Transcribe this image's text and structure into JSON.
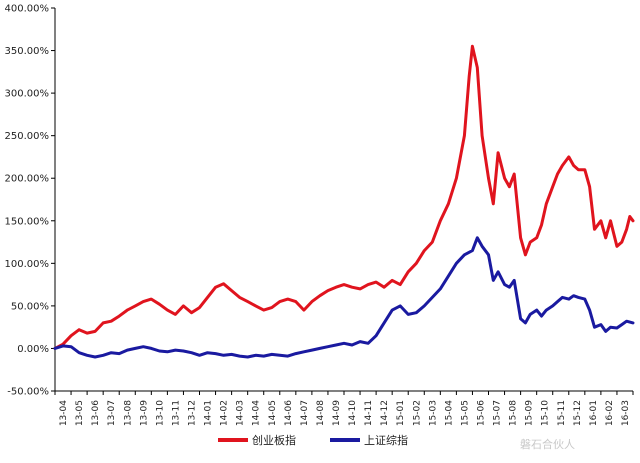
{
  "watermark": "磐石合伙人",
  "chart_data": {
    "type": "line",
    "ylim": [
      -50,
      400
    ],
    "ytick_values": [
      -50,
      0,
      50,
      100,
      150,
      200,
      250,
      300,
      350,
      400
    ],
    "ytick_labels": [
      "-50.00%",
      "0.00%",
      "50.00%",
      "100.00%",
      "150.00%",
      "200.00%",
      "250.00%",
      "300.00%",
      "350.00%",
      "400.00%"
    ],
    "categories": [
      "13-04",
      "13-05",
      "13-06",
      "13-07",
      "13-08",
      "13-09",
      "13-10",
      "13-11",
      "13-12",
      "14-01",
      "14-02",
      "14-03",
      "14-04",
      "14-05",
      "14-06",
      "14-07",
      "14-08",
      "14-09",
      "14-10",
      "14-11",
      "14-12",
      "15-01",
      "15-02",
      "15-03",
      "15-04",
      "15-05",
      "15-06",
      "15-07",
      "15-08",
      "15-09",
      "15-10",
      "15-11",
      "15-12",
      "16-01",
      "16-02",
      "16-03"
    ],
    "legend_position": "bottom",
    "series": [
      {
        "name": "创业板指",
        "color": "#e0141e",
        "values": [
          [
            0,
            0
          ],
          [
            0.5,
            5
          ],
          [
            1,
            15
          ],
          [
            1.5,
            22
          ],
          [
            2,
            18
          ],
          [
            2.5,
            20
          ],
          [
            3,
            30
          ],
          [
            3.5,
            32
          ],
          [
            4,
            38
          ],
          [
            4.5,
            45
          ],
          [
            5,
            50
          ],
          [
            5.5,
            55
          ],
          [
            6,
            58
          ],
          [
            6.5,
            52
          ],
          [
            7,
            45
          ],
          [
            7.5,
            40
          ],
          [
            8,
            50
          ],
          [
            8.5,
            42
          ],
          [
            9,
            48
          ],
          [
            9.5,
            60
          ],
          [
            10,
            72
          ],
          [
            10.5,
            76
          ],
          [
            11,
            68
          ],
          [
            11.5,
            60
          ],
          [
            12,
            55
          ],
          [
            12.5,
            50
          ],
          [
            13,
            45
          ],
          [
            13.5,
            48
          ],
          [
            14,
            55
          ],
          [
            14.5,
            58
          ],
          [
            15,
            55
          ],
          [
            15.5,
            45
          ],
          [
            16,
            55
          ],
          [
            16.5,
            62
          ],
          [
            17,
            68
          ],
          [
            17.5,
            72
          ],
          [
            18,
            75
          ],
          [
            18.5,
            72
          ],
          [
            19,
            70
          ],
          [
            19.5,
            75
          ],
          [
            20,
            78
          ],
          [
            20.5,
            72
          ],
          [
            21,
            80
          ],
          [
            21.5,
            75
          ],
          [
            22,
            90
          ],
          [
            22.5,
            100
          ],
          [
            23,
            115
          ],
          [
            23.5,
            125
          ],
          [
            24,
            150
          ],
          [
            24.5,
            170
          ],
          [
            25,
            200
          ],
          [
            25.5,
            250
          ],
          [
            25.8,
            320
          ],
          [
            26,
            355
          ],
          [
            26.3,
            330
          ],
          [
            26.6,
            250
          ],
          [
            27,
            200
          ],
          [
            27.3,
            170
          ],
          [
            27.6,
            230
          ],
          [
            28,
            200
          ],
          [
            28.3,
            190
          ],
          [
            28.6,
            205
          ],
          [
            29,
            130
          ],
          [
            29.3,
            110
          ],
          [
            29.6,
            125
          ],
          [
            30,
            130
          ],
          [
            30.3,
            145
          ],
          [
            30.6,
            170
          ],
          [
            31,
            190
          ],
          [
            31.3,
            205
          ],
          [
            31.6,
            215
          ],
          [
            32,
            225
          ],
          [
            32.3,
            215
          ],
          [
            32.6,
            210
          ],
          [
            33,
            210
          ],
          [
            33.3,
            190
          ],
          [
            33.6,
            140
          ],
          [
            34,
            150
          ],
          [
            34.3,
            130
          ],
          [
            34.6,
            150
          ],
          [
            35,
            120
          ],
          [
            35.3,
            125
          ],
          [
            35.6,
            140
          ],
          [
            35.8,
            155
          ],
          [
            36,
            150
          ]
        ]
      },
      {
        "name": "上证综指",
        "color": "#1a1aa0",
        "values": [
          [
            0,
            0
          ],
          [
            0.5,
            3
          ],
          [
            1,
            2
          ],
          [
            1.5,
            -5
          ],
          [
            2,
            -8
          ],
          [
            2.5,
            -10
          ],
          [
            3,
            -8
          ],
          [
            3.5,
            -5
          ],
          [
            4,
            -6
          ],
          [
            4.5,
            -2
          ],
          [
            5,
            0
          ],
          [
            5.5,
            2
          ],
          [
            6,
            0
          ],
          [
            6.5,
            -3
          ],
          [
            7,
            -4
          ],
          [
            7.5,
            -2
          ],
          [
            8,
            -3
          ],
          [
            8.5,
            -5
          ],
          [
            9,
            -8
          ],
          [
            9.5,
            -5
          ],
          [
            10,
            -6
          ],
          [
            10.5,
            -8
          ],
          [
            11,
            -7
          ],
          [
            11.5,
            -9
          ],
          [
            12,
            -10
          ],
          [
            12.5,
            -8
          ],
          [
            13,
            -9
          ],
          [
            13.5,
            -7
          ],
          [
            14,
            -8
          ],
          [
            14.5,
            -9
          ],
          [
            15,
            -6
          ],
          [
            15.5,
            -4
          ],
          [
            16,
            -2
          ],
          [
            16.5,
            0
          ],
          [
            17,
            2
          ],
          [
            17.5,
            4
          ],
          [
            18,
            6
          ],
          [
            18.5,
            4
          ],
          [
            19,
            8
          ],
          [
            19.5,
            6
          ],
          [
            20,
            15
          ],
          [
            20.5,
            30
          ],
          [
            21,
            45
          ],
          [
            21.5,
            50
          ],
          [
            22,
            40
          ],
          [
            22.5,
            42
          ],
          [
            23,
            50
          ],
          [
            23.5,
            60
          ],
          [
            24,
            70
          ],
          [
            24.5,
            85
          ],
          [
            25,
            100
          ],
          [
            25.5,
            110
          ],
          [
            26,
            115
          ],
          [
            26.3,
            130
          ],
          [
            26.6,
            120
          ],
          [
            27,
            110
          ],
          [
            27.3,
            80
          ],
          [
            27.6,
            90
          ],
          [
            28,
            75
          ],
          [
            28.3,
            72
          ],
          [
            28.6,
            80
          ],
          [
            29,
            35
          ],
          [
            29.3,
            30
          ],
          [
            29.6,
            40
          ],
          [
            30,
            45
          ],
          [
            30.3,
            38
          ],
          [
            30.6,
            45
          ],
          [
            31,
            50
          ],
          [
            31.3,
            55
          ],
          [
            31.6,
            60
          ],
          [
            32,
            58
          ],
          [
            32.3,
            62
          ],
          [
            32.6,
            60
          ],
          [
            33,
            58
          ],
          [
            33.3,
            45
          ],
          [
            33.6,
            25
          ],
          [
            34,
            28
          ],
          [
            34.3,
            20
          ],
          [
            34.6,
            25
          ],
          [
            35,
            24
          ],
          [
            35.3,
            28
          ],
          [
            35.6,
            32
          ],
          [
            36,
            30
          ]
        ]
      }
    ]
  }
}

━━━━

▶ _The problem_
Return the full material word for word. Do not include the pictures.

▶ _Output for this task_
Transcribe this image's text and structure into JSON.
{
  "watermark": "磐石合伙人",
  "chart_data": {
    "type": "line",
    "ylim": [
      -50,
      400
    ],
    "ytick_values": [
      -50,
      0,
      50,
      100,
      150,
      200,
      250,
      300,
      350,
      400
    ],
    "ytick_labels": [
      "-50.00%",
      "0.00%",
      "50.00%",
      "100.00%",
      "150.00%",
      "200.00%",
      "250.00%",
      "300.00%",
      "350.00%",
      "400.00%"
    ],
    "categories": [
      "13-04",
      "13-05",
      "13-06",
      "13-07",
      "13-08",
      "13-09",
      "13-10",
      "13-11",
      "13-12",
      "14-01",
      "14-02",
      "14-03",
      "14-04",
      "14-05",
      "14-06",
      "14-07",
      "14-08",
      "14-09",
      "14-10",
      "14-11",
      "14-12",
      "15-01",
      "15-02",
      "15-03",
      "15-04",
      "15-05",
      "15-06",
      "15-07",
      "15-08",
      "15-09",
      "15-10",
      "15-11",
      "15-12",
      "16-01",
      "16-02",
      "16-03"
    ],
    "legend_position": "bottom",
    "series": [
      {
        "name": "创业板指",
        "color": "#e0141e",
        "values": [
          [
            0,
            0
          ],
          [
            0.5,
            5
          ],
          [
            1,
            15
          ],
          [
            1.5,
            22
          ],
          [
            2,
            18
          ],
          [
            2.5,
            20
          ],
          [
            3,
            30
          ],
          [
            3.5,
            32
          ],
          [
            4,
            38
          ],
          [
            4.5,
            45
          ],
          [
            5,
            50
          ],
          [
            5.5,
            55
          ],
          [
            6,
            58
          ],
          [
            6.5,
            52
          ],
          [
            7,
            45
          ],
          [
            7.5,
            40
          ],
          [
            8,
            50
          ],
          [
            8.5,
            42
          ],
          [
            9,
            48
          ],
          [
            9.5,
            60
          ],
          [
            10,
            72
          ],
          [
            10.5,
            76
          ],
          [
            11,
            68
          ],
          [
            11.5,
            60
          ],
          [
            12,
            55
          ],
          [
            12.5,
            50
          ],
          [
            13,
            45
          ],
          [
            13.5,
            48
          ],
          [
            14,
            55
          ],
          [
            14.5,
            58
          ],
          [
            15,
            55
          ],
          [
            15.5,
            45
          ],
          [
            16,
            55
          ],
          [
            16.5,
            62
          ],
          [
            17,
            68
          ],
          [
            17.5,
            72
          ],
          [
            18,
            75
          ],
          [
            18.5,
            72
          ],
          [
            19,
            70
          ],
          [
            19.5,
            75
          ],
          [
            20,
            78
          ],
          [
            20.5,
            72
          ],
          [
            21,
            80
          ],
          [
            21.5,
            75
          ],
          [
            22,
            90
          ],
          [
            22.5,
            100
          ],
          [
            23,
            115
          ],
          [
            23.5,
            125
          ],
          [
            24,
            150
          ],
          [
            24.5,
            170
          ],
          [
            25,
            200
          ],
          [
            25.5,
            250
          ],
          [
            25.8,
            320
          ],
          [
            26,
            355
          ],
          [
            26.3,
            330
          ],
          [
            26.6,
            250
          ],
          [
            27,
            200
          ],
          [
            27.3,
            170
          ],
          [
            27.6,
            230
          ],
          [
            28,
            200
          ],
          [
            28.3,
            190
          ],
          [
            28.6,
            205
          ],
          [
            29,
            130
          ],
          [
            29.3,
            110
          ],
          [
            29.6,
            125
          ],
          [
            30,
            130
          ],
          [
            30.3,
            145
          ],
          [
            30.6,
            170
          ],
          [
            31,
            190
          ],
          [
            31.3,
            205
          ],
          [
            31.6,
            215
          ],
          [
            32,
            225
          ],
          [
            32.3,
            215
          ],
          [
            32.6,
            210
          ],
          [
            33,
            210
          ],
          [
            33.3,
            190
          ],
          [
            33.6,
            140
          ],
          [
            34,
            150
          ],
          [
            34.3,
            130
          ],
          [
            34.6,
            150
          ],
          [
            35,
            120
          ],
          [
            35.3,
            125
          ],
          [
            35.6,
            140
          ],
          [
            35.8,
            155
          ],
          [
            36,
            150
          ]
        ]
      },
      {
        "name": "上证综指",
        "color": "#1a1aa0",
        "values": [
          [
            0,
            0
          ],
          [
            0.5,
            3
          ],
          [
            1,
            2
          ],
          [
            1.5,
            -5
          ],
          [
            2,
            -8
          ],
          [
            2.5,
            -10
          ],
          [
            3,
            -8
          ],
          [
            3.5,
            -5
          ],
          [
            4,
            -6
          ],
          [
            4.5,
            -2
          ],
          [
            5,
            0
          ],
          [
            5.5,
            2
          ],
          [
            6,
            0
          ],
          [
            6.5,
            -3
          ],
          [
            7,
            -4
          ],
          [
            7.5,
            -2
          ],
          [
            8,
            -3
          ],
          [
            8.5,
            -5
          ],
          [
            9,
            -8
          ],
          [
            9.5,
            -5
          ],
          [
            10,
            -6
          ],
          [
            10.5,
            -8
          ],
          [
            11,
            -7
          ],
          [
            11.5,
            -9
          ],
          [
            12,
            -10
          ],
          [
            12.5,
            -8
          ],
          [
            13,
            -9
          ],
          [
            13.5,
            -7
          ],
          [
            14,
            -8
          ],
          [
            14.5,
            -9
          ],
          [
            15,
            -6
          ],
          [
            15.5,
            -4
          ],
          [
            16,
            -2
          ],
          [
            16.5,
            0
          ],
          [
            17,
            2
          ],
          [
            17.5,
            4
          ],
          [
            18,
            6
          ],
          [
            18.5,
            4
          ],
          [
            19,
            8
          ],
          [
            19.5,
            6
          ],
          [
            20,
            15
          ],
          [
            20.5,
            30
          ],
          [
            21,
            45
          ],
          [
            21.5,
            50
          ],
          [
            22,
            40
          ],
          [
            22.5,
            42
          ],
          [
            23,
            50
          ],
          [
            23.5,
            60
          ],
          [
            24,
            70
          ],
          [
            24.5,
            85
          ],
          [
            25,
            100
          ],
          [
            25.5,
            110
          ],
          [
            26,
            115
          ],
          [
            26.3,
            130
          ],
          [
            26.6,
            120
          ],
          [
            27,
            110
          ],
          [
            27.3,
            80
          ],
          [
            27.6,
            90
          ],
          [
            28,
            75
          ],
          [
            28.3,
            72
          ],
          [
            28.6,
            80
          ],
          [
            29,
            35
          ],
          [
            29.3,
            30
          ],
          [
            29.6,
            40
          ],
          [
            30,
            45
          ],
          [
            30.3,
            38
          ],
          [
            30.6,
            45
          ],
          [
            31,
            50
          ],
          [
            31.3,
            55
          ],
          [
            31.6,
            60
          ],
          [
            32,
            58
          ],
          [
            32.3,
            62
          ],
          [
            32.6,
            60
          ],
          [
            33,
            58
          ],
          [
            33.3,
            45
          ],
          [
            33.6,
            25
          ],
          [
            34,
            28
          ],
          [
            34.3,
            20
          ],
          [
            34.6,
            25
          ],
          [
            35,
            24
          ],
          [
            35.3,
            28
          ],
          [
            35.6,
            32
          ],
          [
            36,
            30
          ]
        ]
      }
    ]
  }
}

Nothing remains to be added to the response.